Read the lines below. Copy out any that hold the string "checkin".

━━━

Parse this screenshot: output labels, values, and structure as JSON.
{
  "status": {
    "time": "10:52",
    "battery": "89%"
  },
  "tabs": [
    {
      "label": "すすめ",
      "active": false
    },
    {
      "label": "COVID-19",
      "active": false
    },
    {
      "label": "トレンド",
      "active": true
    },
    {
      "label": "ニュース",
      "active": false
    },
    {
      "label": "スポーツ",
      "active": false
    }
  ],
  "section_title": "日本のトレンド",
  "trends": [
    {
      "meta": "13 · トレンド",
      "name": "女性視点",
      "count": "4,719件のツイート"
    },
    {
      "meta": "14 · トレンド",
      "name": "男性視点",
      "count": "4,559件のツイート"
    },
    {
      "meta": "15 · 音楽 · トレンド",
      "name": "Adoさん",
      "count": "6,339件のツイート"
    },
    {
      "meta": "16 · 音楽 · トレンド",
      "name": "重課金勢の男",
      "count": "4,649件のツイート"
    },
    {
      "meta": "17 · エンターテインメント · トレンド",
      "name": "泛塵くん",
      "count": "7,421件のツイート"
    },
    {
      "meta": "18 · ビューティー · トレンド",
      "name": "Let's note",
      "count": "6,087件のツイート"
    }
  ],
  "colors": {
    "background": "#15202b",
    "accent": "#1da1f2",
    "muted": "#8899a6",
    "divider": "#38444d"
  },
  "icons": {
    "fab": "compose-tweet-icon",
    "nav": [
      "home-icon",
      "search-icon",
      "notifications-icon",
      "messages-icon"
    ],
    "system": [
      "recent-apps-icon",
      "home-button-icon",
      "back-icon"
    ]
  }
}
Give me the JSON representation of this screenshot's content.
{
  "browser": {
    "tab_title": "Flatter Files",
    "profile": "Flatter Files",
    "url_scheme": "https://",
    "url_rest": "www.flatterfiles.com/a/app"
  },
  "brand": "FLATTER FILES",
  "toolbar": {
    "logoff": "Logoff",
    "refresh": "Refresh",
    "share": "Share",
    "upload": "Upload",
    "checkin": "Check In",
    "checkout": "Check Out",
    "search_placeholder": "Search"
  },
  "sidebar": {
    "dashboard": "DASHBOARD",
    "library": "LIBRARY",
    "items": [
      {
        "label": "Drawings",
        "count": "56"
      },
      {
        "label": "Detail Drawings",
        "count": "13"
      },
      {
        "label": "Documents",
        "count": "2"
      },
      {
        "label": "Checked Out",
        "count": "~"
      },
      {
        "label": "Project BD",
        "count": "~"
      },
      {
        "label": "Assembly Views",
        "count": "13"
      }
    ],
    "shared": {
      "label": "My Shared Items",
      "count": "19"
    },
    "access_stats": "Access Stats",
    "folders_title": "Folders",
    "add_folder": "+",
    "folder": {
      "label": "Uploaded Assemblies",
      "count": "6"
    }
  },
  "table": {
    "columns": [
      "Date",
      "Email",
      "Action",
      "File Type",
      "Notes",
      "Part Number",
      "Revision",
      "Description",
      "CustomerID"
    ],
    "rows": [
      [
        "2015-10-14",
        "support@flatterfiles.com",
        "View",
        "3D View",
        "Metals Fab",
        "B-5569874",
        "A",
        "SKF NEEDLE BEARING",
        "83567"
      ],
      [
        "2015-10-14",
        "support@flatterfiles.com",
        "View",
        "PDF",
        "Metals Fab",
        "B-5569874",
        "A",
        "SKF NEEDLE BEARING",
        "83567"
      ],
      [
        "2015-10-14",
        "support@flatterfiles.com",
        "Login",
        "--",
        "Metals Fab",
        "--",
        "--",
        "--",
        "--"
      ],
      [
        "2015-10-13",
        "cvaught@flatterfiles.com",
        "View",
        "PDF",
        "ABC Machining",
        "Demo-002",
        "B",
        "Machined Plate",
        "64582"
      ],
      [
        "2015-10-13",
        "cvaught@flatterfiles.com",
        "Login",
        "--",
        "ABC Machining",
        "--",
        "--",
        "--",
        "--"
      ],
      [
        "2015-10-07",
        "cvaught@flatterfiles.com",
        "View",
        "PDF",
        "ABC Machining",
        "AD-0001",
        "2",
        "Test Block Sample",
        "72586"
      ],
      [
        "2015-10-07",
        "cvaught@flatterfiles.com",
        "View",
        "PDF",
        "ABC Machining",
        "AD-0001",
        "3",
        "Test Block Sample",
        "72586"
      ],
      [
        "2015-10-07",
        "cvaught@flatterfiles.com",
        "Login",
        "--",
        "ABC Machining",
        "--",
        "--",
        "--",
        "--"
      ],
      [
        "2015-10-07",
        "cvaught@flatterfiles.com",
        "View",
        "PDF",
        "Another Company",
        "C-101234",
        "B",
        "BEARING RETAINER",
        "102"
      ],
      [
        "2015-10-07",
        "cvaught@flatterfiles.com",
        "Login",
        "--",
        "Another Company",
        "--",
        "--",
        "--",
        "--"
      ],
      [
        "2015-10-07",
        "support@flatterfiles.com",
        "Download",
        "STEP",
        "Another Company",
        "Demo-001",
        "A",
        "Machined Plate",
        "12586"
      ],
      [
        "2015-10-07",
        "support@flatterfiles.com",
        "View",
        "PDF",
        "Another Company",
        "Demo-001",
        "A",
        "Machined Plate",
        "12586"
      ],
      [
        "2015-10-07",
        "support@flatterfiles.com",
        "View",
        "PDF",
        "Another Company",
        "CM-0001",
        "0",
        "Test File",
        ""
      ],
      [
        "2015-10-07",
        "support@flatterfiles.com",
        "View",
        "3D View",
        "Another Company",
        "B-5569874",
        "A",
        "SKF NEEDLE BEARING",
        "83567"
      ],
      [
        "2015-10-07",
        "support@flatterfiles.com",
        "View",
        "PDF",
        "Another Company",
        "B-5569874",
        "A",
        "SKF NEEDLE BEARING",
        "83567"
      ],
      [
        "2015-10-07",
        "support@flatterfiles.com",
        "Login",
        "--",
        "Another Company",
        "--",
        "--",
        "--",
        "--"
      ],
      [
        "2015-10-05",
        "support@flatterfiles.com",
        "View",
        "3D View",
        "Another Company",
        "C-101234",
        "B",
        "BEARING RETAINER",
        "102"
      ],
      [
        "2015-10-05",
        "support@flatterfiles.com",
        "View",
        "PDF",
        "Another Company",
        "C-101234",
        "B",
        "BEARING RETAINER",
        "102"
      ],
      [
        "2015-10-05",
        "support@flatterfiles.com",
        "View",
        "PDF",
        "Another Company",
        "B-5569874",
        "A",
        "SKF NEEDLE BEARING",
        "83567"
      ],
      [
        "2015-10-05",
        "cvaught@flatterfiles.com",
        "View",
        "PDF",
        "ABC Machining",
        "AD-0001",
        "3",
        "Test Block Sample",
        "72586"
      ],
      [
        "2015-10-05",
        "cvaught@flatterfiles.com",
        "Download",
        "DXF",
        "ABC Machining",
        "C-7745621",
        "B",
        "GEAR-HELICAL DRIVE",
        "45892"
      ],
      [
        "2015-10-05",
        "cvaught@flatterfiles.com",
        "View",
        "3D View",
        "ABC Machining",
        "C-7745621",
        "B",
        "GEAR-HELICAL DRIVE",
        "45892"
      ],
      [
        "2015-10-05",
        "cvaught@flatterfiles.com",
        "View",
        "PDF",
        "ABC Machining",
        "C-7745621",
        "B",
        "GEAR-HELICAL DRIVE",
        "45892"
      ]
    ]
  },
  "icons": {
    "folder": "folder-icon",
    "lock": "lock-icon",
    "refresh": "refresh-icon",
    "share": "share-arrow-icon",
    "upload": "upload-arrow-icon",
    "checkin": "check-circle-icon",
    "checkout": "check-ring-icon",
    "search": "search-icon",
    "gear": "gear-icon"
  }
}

━━━

[ANSWER BELOW]:
    "checkin": "Check In",
    "checkin": "check-circle-icon",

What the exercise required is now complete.